### Data

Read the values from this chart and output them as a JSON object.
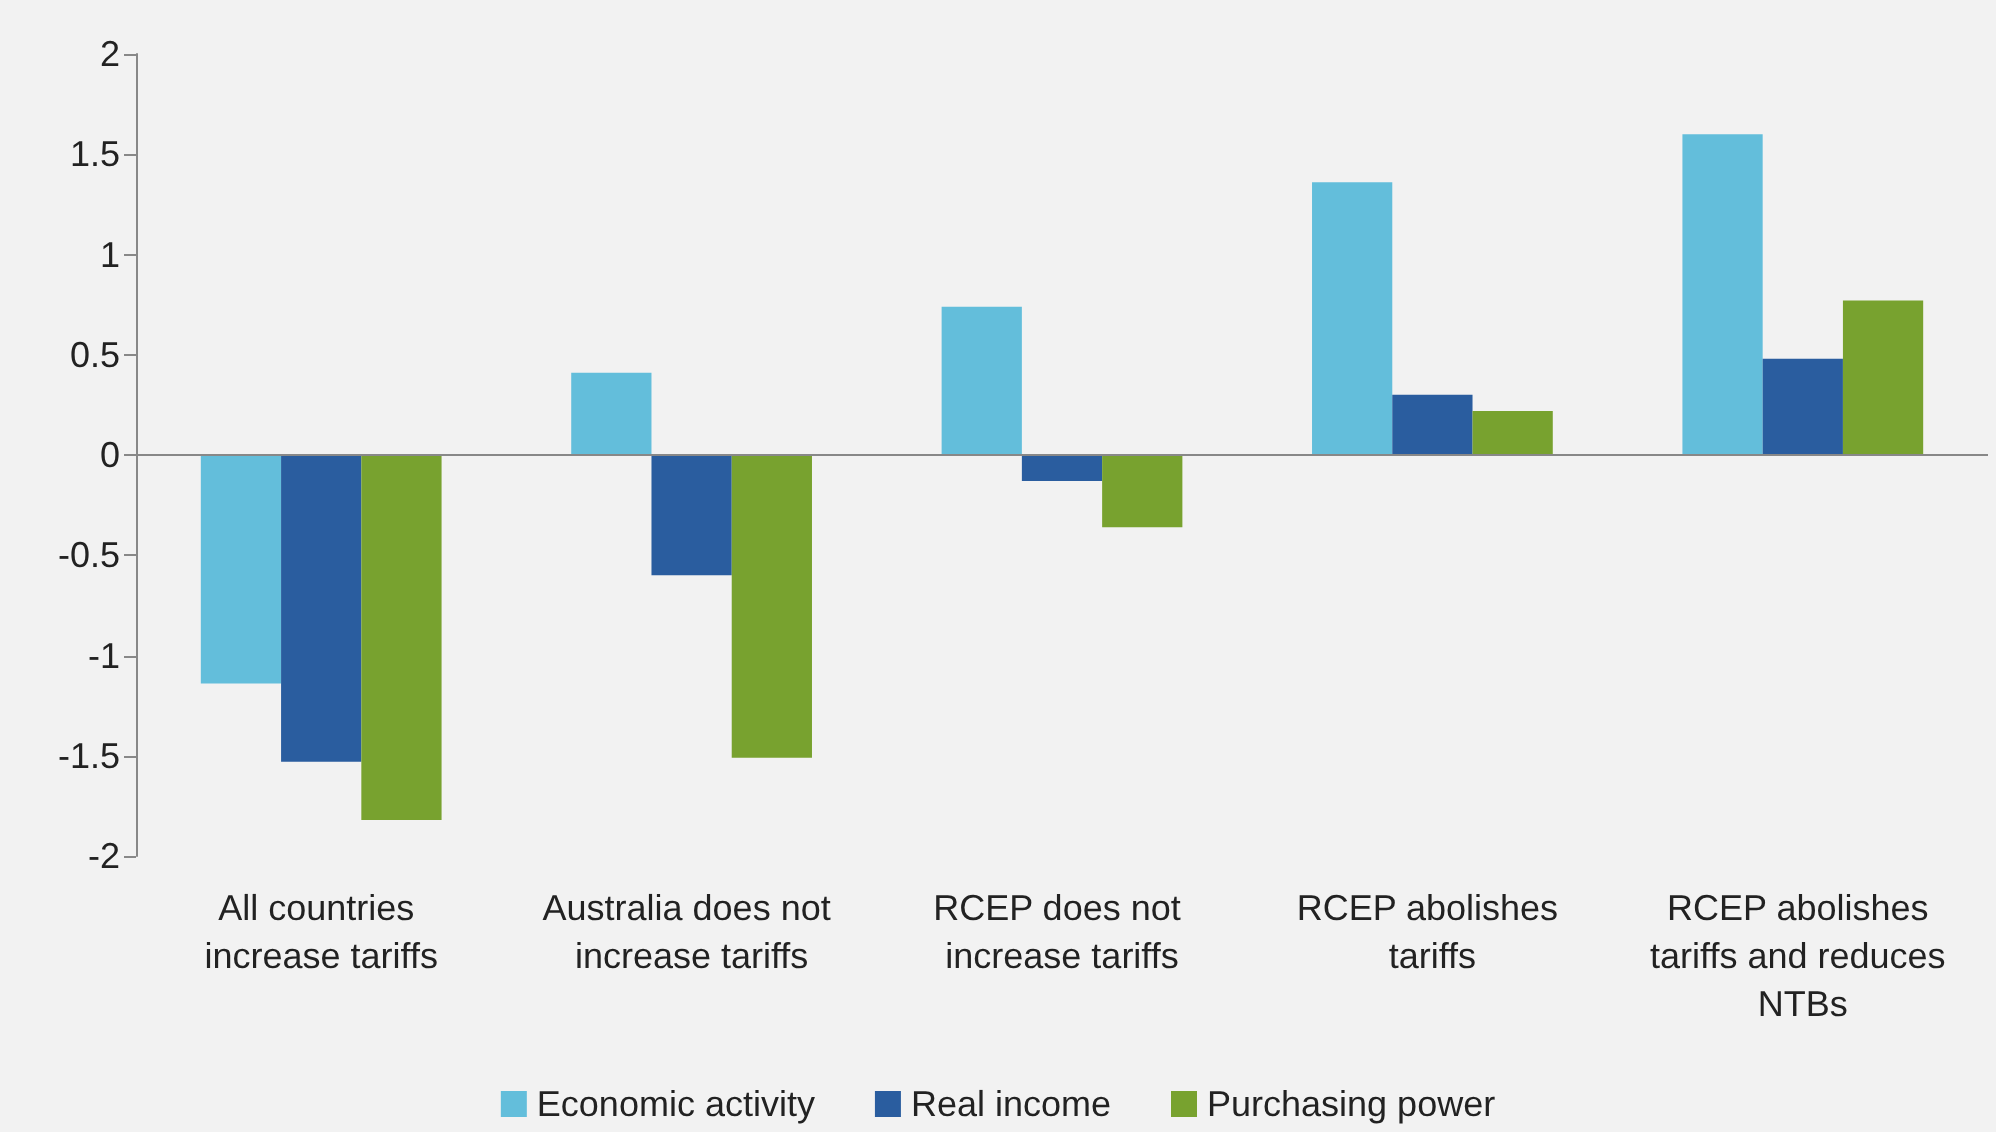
{
  "chart_data": {
    "type": "bar",
    "categories": [
      "All countries increase tariffs",
      "Australia does not increase tariffs",
      "RCEP does not increase tariffs",
      "RCEP abolishes tariffs",
      "RCEP abolishes tariffs and reduces NTBs"
    ],
    "series": [
      {
        "name": "Economic activity",
        "color": "#63bedb",
        "values": [
          -1.14,
          0.41,
          0.74,
          1.36,
          1.6
        ]
      },
      {
        "name": "Real income",
        "color": "#2a5d9f",
        "values": [
          -1.53,
          -0.6,
          -0.13,
          0.3,
          0.48
        ]
      },
      {
        "name": "Purchasing power",
        "color": "#78a22f",
        "values": [
          -1.82,
          -1.51,
          -0.36,
          0.22,
          0.77
        ]
      }
    ],
    "ylim": [
      -2,
      2
    ],
    "yticks": [
      -2,
      -1.5,
      -1,
      -0.5,
      0,
      0.5,
      1,
      1.5,
      2
    ],
    "grid": false,
    "legend": "bottom",
    "ref_lines": [
      {
        "axis": "y",
        "value": 0,
        "color": "#888888"
      }
    ]
  }
}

### Exercise
Give an exact copy of the material, leaving out every picture.

### Response to this task
Read the values from this chart and output them as a JSON object.
{
  "chart_data": {
    "type": "bar",
    "categories": [
      "All countries increase tariffs",
      "Australia does not increase tariffs",
      "RCEP does not increase tariffs",
      "RCEP abolishes tariffs",
      "RCEP abolishes tariffs and reduces NTBs"
    ],
    "series": [
      {
        "name": "Economic activity",
        "color": "#63bedb",
        "values": [
          -1.14,
          0.41,
          0.74,
          1.36,
          1.6
        ]
      },
      {
        "name": "Real income",
        "color": "#2a5d9f",
        "values": [
          -1.53,
          -0.6,
          -0.13,
          0.3,
          0.48
        ]
      },
      {
        "name": "Purchasing power",
        "color": "#78a22f",
        "values": [
          -1.82,
          -1.51,
          -0.36,
          0.22,
          0.77
        ]
      }
    ],
    "ylim": [
      -2,
      2
    ],
    "yticks": [
      -2,
      -1.5,
      -1,
      -0.5,
      0,
      0.5,
      1,
      1.5,
      2
    ],
    "grid": false,
    "legend": "bottom",
    "ref_lines": [
      {
        "axis": "y",
        "value": 0,
        "color": "#888888"
      }
    ]
  }
}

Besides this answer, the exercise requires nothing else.